(Saved entries)
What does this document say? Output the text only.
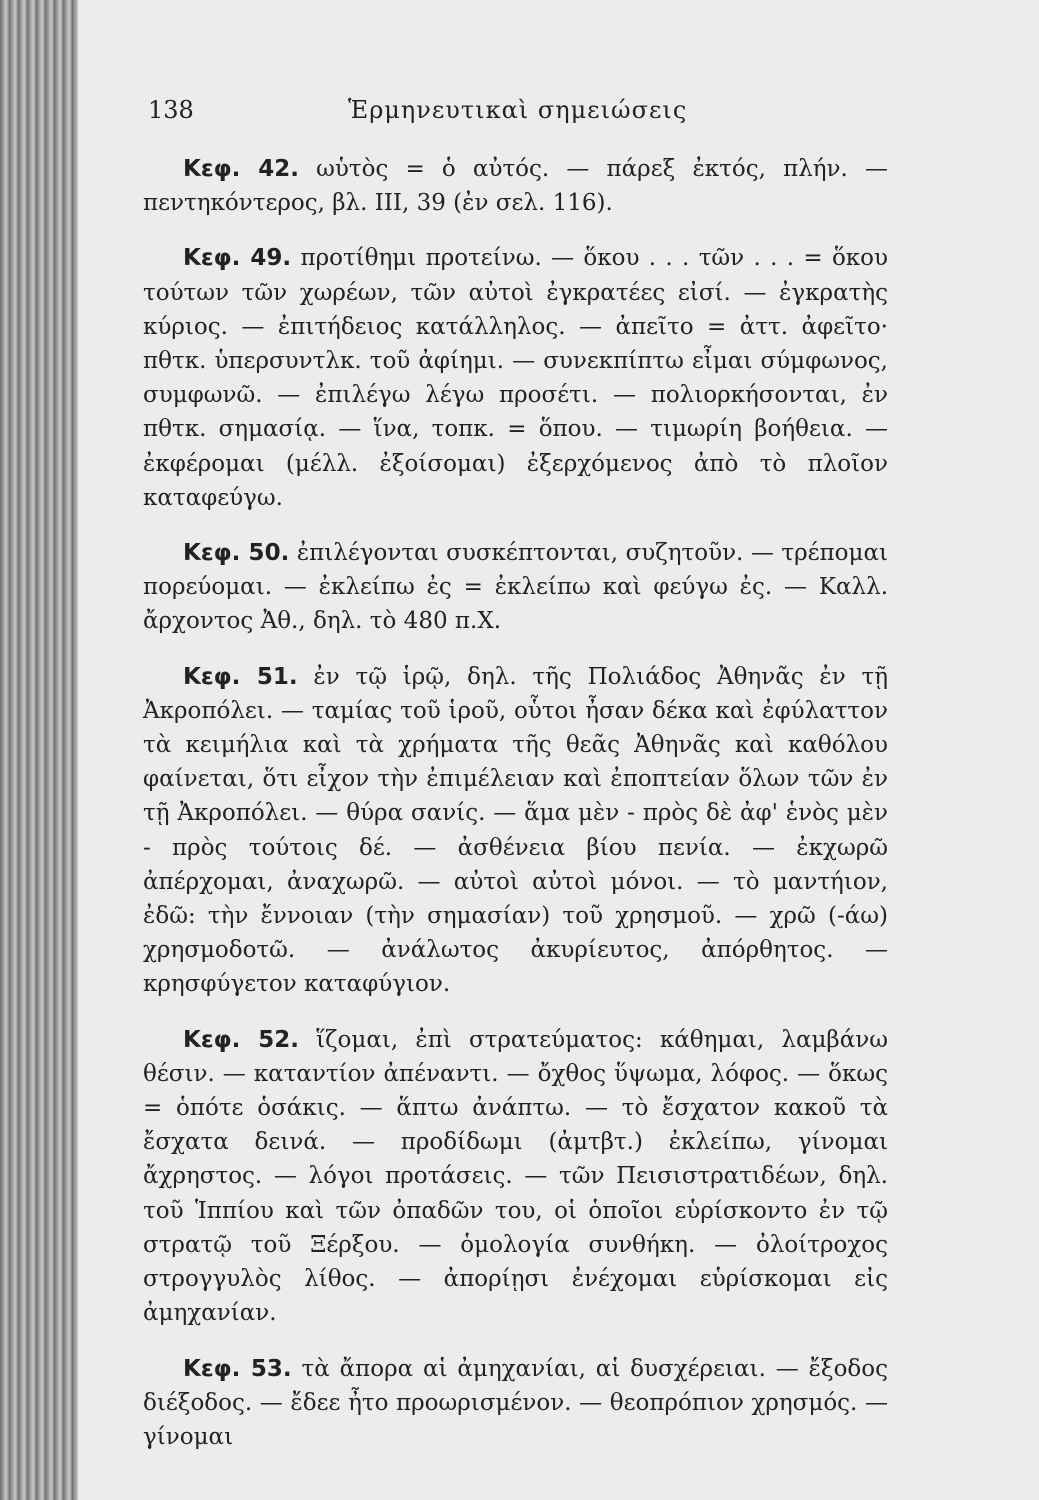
138	Ἑρμηνευτικαὶ σημειώσεις

Κεφ. 42. ωὑτὸς = ὁ αὐτός. — πάρεξ ἐκτός, πλήν. — πεντηκόντερος, βλ. ΙΙΙ, 39 (ἐν σελ. 116).

Κεφ. 49. προτίθημι προτείνω. — ὅκου . . . τῶν . . . = ὅκου τούτων τῶν χωρέων, τῶν αὐτοὶ ἐγκρατέες εἰσί. — ἐγκρατὴς κύριος. — ἐπιτήδειος κατάλληλος. — ἀπεῖτο = ἀττ. ἀφεῖτο· πθτκ. ὑπερσυντλκ. τοῦ ἀφίημι. — συνεκπίπτω εἶμαι σύμφωνος, συμφωνῶ. — ἐπιλέγω λέγω προσέτι. — πολιορκήσονται, ἐν πθτκ. σημασίᾳ. — ἵνα, τοπκ. = ὅπου. — τιμωρίη βοήθεια. — ἐκφέρομαι (μέλλ. ἐξοίσομαι) ἐξερχόμενος ἀπὸ τὸ πλοῖον καταφεύγω.

Κεφ. 50. ἐπιλέγονται συσκέπτονται, συζητοῦν. — τρέπομαι πορεύομαι. — ἐκλείπω ἐς = ἐκλείπω καὶ φεύγω ἐς. — Καλλ. ἄρχοντος Ἀθ., δηλ. τὸ 480 π.Χ.

Κεφ. 51. ἐν τῷ ἱρῷ, δηλ. τῆς Πολιάδος Ἀθηνᾶς ἐν τῇ Ἀκροπόλει. — ταμίας τοῦ ἱροῦ, οὗτοι ἦσαν δέκα καὶ ἐφύλαττον τὰ κειμήλια καὶ τὰ χρήματα τῆς θεᾶς Ἀθηνᾶς καὶ καθόλου φαίνεται, ὅτι εἶχον τὴν ἐπιμέλειαν καὶ ἐποπτείαν ὅλων τῶν ἐν τῇ Ἀκροπόλει. — θύρα σανίς. — ἅμα μὲν - πρὸς δὲ ἀφ' ἑνὸς μὲν - πρὸς τούτοις δέ. — ἀσθένεια βίου πενία. — ἐκχωρῶ ἀπέρχομαι, ἀναχωρῶ. — αὐτοὶ αὐτοὶ μόνοι. — τὸ μαντήιον, ἐδῶ: τὴν ἔννοιαν (τὴν σημασίαν) τοῦ χρησμοῦ. — χρῶ (-άω) χρησμοδοτῶ. — ἀνάλωτος ἀκυρίευτος, ἀπόρθητος. — κρησφύγετον καταφύγιον.

Κεφ. 52. ἵζομαι, ἐπὶ στρατεύματος: κάθημαι, λαμβάνω θέσιν. — καταντίον ἀπέναντι. — ὄχθος ὕψωμα, λόφος. — ὅκως = ὁπότε ὁσάκις. — ἅπτω ἀνάπτω. — τὸ ἔσχατον κακοῦ τὰ ἔσχατα δεινά. — προδίδωμι (ἀμτβτ.) ἐκλείπω, γίνομαι ἄχρηστος. — λόγοι προτάσεις. — τῶν Πεισιστρατιδέων, δηλ. τοῦ Ἱππίου καὶ τῶν ὀπαδῶν του, οἱ ὁποῖοι εὑρίσκοντο ἐν τῷ στρατῷ τοῦ Ξέρξου. — ὁμολογία συνθήκη. — ὀλοίτροχος στρογγυλὸς λίθος. — ἀπορίῃσι ἐνέχομαι εὑρίσκομαι εἰς ἀμηχανίαν.

Κεφ. 53. τὰ ἄπορα αἱ ἀμηχανίαι, αἱ δυσχέρειαι. — ἔξοδος διέξοδος. — ἔδεε ἦτο προωρισμένον. — θεοπρόπιον χρησμός. — γίνομαι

YOUR GOAL - Copy out every line of the listing that includes the string "γίνομαι".

OUTPUT FOR THIS EXERCISE -
Κεφ. 52. ἵζομαι, ἐπὶ στρατεύματος: κάθημαι, λαμβάνω θέσιν. — καταντίον ἀπέναντι. — ὄχθος ὕψωμα, λόφος. — ὅκως = ὁπότε ὁσάκις. — ἅπτω ἀνάπτω. — τὸ ἔσχατον κακοῦ τὰ ἔσχατα δεινά. — προδίδωμι (ἀμτβτ.) ἐκλείπω, γίνομαι ἄχρηστος. — λόγοι προτάσεις. — τῶν Πεισιστρατιδέων, δηλ. τοῦ Ἱππίου καὶ τῶν ὀπαδῶν του, οἱ ὁποῖοι εὑρίσκοντο ἐν τῷ στρατῷ τοῦ Ξέρξου. — ὁμολογία συνθήκη. — ὀλοίτροχος στρογγυλὸς λίθος. — ἀπορίῃσι ἐνέχομαι εὑρίσκομαι εἰς ἀμηχανίαν.
Κεφ. 53. τὰ ἄπορα αἱ ἀμηχανίαι, αἱ δυσχέρειαι. — ἔξοδος διέξοδος. — ἔδεε ἦτο προωρισμένον. — θεοπρόπιον χρησμός. — γίνομαι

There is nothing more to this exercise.